Gegebene Anweisung: Halte aus dem Quellenauszug den Wortlaut von „Genaues weiß man“ bis einschließlich „ist angeblich erkrankt.“ unverändert fest.

Genaues weiß man jedenfalls nicht. Kein Land ist derart abgeschottet wie Nordkorea, bei keinem Land mischen sich derart Propaganda und Spekulation. Deshalb sind Diplomaten, Politologen und Berichterstatter zumeist darauf angewiesen, aus Indizien ein Puzzle zusammenzusetzen, das der Wirklichkeit möglichst nahe kommen soll. Das gilt auch für einen anderen, international und für das Land gesundheitspolitisch bedeutenden Fall: Staatsführer Kim Jong-un ist angeblich erkrankt.

Widersprüchliche Berichte zu Kims Zustand

Laut CNN befindet sich Kim nach einer Herzoperation sogar in "ernsthafter Gefahr". Der US-Nachrichtensender berief sich dabei auf einen Regierungsbeamten, der entsprechende geheimdienstliche Informationen habe. Auch "Daily NK" hatte unter Berufung eines Informanten aus Nordkorea vermeldet, Kim sei am 12. April am Herzen operiert worden. Nach dem Eingriff erhole er sich wieder. Es werde vermutet, die Operation sei infolge von Kims Übergewicht sowie seiner Rauchgewohnheiten, "Überarbeitung" und anderer Faktoren nötig gewesen. Viel zurückhaltender war allerdings das südkoreanische Präsidialamt: Es gebe keine Anzeichen für ernste gesundheitliche Probleme Kims, verlautete aus Seoul.

Gegebene Daten:
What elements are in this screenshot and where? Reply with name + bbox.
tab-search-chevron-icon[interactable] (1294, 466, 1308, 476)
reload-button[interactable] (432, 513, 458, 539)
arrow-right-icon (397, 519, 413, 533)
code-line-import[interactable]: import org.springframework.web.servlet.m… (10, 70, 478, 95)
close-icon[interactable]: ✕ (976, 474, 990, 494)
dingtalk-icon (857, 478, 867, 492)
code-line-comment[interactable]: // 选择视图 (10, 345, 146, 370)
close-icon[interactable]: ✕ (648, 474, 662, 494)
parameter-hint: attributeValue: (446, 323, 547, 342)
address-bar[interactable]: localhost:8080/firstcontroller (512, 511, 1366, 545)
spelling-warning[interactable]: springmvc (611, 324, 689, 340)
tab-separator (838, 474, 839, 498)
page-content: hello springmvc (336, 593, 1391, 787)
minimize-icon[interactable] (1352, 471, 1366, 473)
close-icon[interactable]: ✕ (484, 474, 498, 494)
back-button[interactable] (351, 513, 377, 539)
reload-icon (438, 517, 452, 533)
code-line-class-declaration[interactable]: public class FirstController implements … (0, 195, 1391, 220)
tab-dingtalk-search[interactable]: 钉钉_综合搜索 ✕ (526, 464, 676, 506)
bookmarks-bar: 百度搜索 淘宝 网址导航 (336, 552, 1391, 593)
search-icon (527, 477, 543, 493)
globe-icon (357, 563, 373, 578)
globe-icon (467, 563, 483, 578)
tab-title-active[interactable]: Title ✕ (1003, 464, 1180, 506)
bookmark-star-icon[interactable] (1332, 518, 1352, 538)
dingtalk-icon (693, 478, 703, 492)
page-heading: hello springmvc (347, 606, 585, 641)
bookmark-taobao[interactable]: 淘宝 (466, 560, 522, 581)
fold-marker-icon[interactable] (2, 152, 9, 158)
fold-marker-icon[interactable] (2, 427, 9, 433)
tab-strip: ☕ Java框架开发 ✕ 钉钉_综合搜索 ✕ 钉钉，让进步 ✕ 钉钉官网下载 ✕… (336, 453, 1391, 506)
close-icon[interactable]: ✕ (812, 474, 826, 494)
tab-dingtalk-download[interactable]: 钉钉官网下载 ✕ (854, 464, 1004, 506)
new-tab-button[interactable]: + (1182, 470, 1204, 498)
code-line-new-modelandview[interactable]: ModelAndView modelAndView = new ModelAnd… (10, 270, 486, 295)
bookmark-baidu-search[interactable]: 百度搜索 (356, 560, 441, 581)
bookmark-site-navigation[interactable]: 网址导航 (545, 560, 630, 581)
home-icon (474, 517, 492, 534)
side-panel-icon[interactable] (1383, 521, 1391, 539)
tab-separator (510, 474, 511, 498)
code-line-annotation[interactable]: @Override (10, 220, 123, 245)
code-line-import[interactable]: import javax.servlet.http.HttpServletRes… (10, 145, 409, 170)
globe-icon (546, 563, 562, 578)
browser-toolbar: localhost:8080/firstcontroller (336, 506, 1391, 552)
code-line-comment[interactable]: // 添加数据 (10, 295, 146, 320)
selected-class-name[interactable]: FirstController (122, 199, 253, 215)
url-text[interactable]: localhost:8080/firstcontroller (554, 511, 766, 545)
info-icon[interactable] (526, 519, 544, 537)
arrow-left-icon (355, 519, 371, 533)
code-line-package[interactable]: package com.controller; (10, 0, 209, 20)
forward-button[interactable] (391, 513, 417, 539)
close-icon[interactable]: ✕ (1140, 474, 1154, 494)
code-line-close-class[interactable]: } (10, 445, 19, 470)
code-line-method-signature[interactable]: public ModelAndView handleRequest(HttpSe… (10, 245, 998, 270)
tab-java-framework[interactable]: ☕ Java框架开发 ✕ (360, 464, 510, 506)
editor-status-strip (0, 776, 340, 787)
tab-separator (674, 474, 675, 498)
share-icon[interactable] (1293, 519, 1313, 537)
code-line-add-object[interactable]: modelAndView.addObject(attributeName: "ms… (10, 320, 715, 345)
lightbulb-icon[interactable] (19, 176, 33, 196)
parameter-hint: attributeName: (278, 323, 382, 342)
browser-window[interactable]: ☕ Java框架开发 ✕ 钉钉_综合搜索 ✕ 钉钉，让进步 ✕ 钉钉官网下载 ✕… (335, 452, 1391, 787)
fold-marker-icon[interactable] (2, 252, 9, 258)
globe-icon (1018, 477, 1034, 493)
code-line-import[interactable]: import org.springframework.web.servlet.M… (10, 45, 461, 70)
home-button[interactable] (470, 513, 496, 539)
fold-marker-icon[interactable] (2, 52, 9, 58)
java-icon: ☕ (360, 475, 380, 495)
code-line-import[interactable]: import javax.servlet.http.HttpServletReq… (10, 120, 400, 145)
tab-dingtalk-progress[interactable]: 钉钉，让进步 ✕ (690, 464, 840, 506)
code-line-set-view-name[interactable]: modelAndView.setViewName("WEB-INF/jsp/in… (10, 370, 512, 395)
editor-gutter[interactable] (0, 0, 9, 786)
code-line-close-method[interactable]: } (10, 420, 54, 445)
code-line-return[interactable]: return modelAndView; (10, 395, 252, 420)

Lösung:
Genaues weiß man jedenfalls nicht. Kein Land ist derart abgeschottet wie Nordkorea, bei keinem Land mischen sich derart Propaganda und Spekulation. Deshalb sind Diplomaten, Politologen und Berichterstatter zumeist darauf angewiesen, aus Indizien ein Puzzle zusammenzusetzen, das der Wirklichkeit möglichst nahe kommen soll. Das gilt auch für einen anderen, international und für das Land gesundheitspolitisch bedeutenden Fall: Staatsführer Kim Jong-un ist angeblich erkrankt.